### INSTRUCTION:
Output the full material exactly as it appears here.

-- Start ITEMS --

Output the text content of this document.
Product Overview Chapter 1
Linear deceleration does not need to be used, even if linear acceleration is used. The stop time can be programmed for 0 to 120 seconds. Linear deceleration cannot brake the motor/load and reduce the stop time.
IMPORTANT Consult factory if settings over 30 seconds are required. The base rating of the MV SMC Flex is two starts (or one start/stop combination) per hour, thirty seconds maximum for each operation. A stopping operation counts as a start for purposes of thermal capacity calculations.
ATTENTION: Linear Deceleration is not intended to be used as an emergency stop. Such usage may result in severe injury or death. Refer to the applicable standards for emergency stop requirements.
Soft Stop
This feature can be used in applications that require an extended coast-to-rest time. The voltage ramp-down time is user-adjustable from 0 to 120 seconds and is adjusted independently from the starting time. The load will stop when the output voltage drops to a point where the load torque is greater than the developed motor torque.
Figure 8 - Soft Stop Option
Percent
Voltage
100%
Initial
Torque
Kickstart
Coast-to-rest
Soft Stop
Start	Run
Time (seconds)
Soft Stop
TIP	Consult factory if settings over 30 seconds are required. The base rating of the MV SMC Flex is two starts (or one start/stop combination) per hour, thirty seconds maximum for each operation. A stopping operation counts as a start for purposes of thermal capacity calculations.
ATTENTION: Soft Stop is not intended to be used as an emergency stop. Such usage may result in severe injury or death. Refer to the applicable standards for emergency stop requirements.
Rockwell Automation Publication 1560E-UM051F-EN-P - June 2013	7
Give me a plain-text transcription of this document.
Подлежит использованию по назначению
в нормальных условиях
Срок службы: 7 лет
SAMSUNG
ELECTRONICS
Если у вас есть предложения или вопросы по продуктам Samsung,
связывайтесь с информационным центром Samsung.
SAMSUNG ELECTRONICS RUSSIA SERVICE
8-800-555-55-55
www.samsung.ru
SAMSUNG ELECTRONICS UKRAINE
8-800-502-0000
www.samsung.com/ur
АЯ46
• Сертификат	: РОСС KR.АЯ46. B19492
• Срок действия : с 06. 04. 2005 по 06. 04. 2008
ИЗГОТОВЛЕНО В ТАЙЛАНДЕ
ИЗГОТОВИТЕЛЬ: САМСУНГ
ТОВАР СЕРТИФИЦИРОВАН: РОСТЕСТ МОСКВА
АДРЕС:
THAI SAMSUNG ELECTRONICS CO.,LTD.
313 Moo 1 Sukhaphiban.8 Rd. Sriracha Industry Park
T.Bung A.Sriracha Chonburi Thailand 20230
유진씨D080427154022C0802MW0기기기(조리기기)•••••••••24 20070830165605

-- End ITEMS --

### WRITTEN RESPONSE:
Output the text content of this document.
Product Overview Chapter 1
Linear deceleration does not need to be used, even if linear acceleration is used. The stop time can be programmed for 0 to 120 seconds. Linear deceleration cannot brake the motor/load and reduce the stop time.
IMPORTANT Consult factory if settings over 30 seconds are required. The base rating of the MV SMC Flex is two starts (or one start/stop combination) per hour, thirty seconds maximum for each operation. A stopping operation counts as a start for purposes of thermal capacity calculations.
ATTENTION: Linear Deceleration is not intended to be used as an emergency stop. Such usage may result in severe injury or death. Refer to the applicable standards for emergency stop requirements.
Soft Stop
This feature can be used in applications that require an extended coast-to-rest time. The voltage ramp-down time is user-adjustable from 0 to 120 seconds and is adjusted independently from the starting time. The load will stop when the output voltage drops to a point where the load torque is greater than the developed motor torque.
Figure 8 - Soft Stop Option
Percent
Voltage
100%
Initial
Torque
Kickstart
Coast-to-rest
Soft Stop
Start	Run
Time (seconds)
Soft Stop
TIP	Consult factory if settings over 30 seconds are required. The base rating of the MV SMC Flex is two starts (or one start/stop combination) per hour, thirty seconds maximum for each operation. A stopping operation counts as a start for purposes of thermal capacity calculations.
ATTENTION: Soft Stop is not intended to be used as an emergency stop. Such usage may result in severe injury or death. Refer to the applicable standards for emergency stop requirements.
Rockwell Automation Publication 1560E-UM051F-EN-P - June 2013	7
Give me a plain-text transcription of this document.
Подлежит использованию по назначению
в нормальных условиях
Срок службы: 7 лет
SAMSUNG
ELECTRONICS
Если у вас есть предложения или вопросы по продуктам Samsung,
связывайтесь с информационным центром Samsung.
SAMSUNG ELECTRONICS RUSSIA SERVICE
8-800-555-55-55
www.samsung.ru
SAMSUNG ELECTRONICS UKRAINE
8-800-502-0000
www.samsung.com/ur
АЯ46
• Сертификат	: РОСС KR.АЯ46. B19492
• Срок действия : с 06. 04. 2005 по 06. 04. 2008
ИЗГОТОВЛЕНО В ТАЙЛАНДЕ
ИЗГОТОВИТЕЛЬ: САМСУНГ
ТОВАР СЕРТИФИЦИРОВАН: РОСТЕСТ МОСКВА
АДРЕС:
THAI SAMSUNG ELECTRONICS CO.,LTD.
313 Moo 1 Sukhaphiban.8 Rd. Sriracha Industry Park
T.Bung A.Sriracha Chonburi Thailand 20230
유진씨D080427154022C0802MW0기기기(조리기기)•••••••••24 20070830165605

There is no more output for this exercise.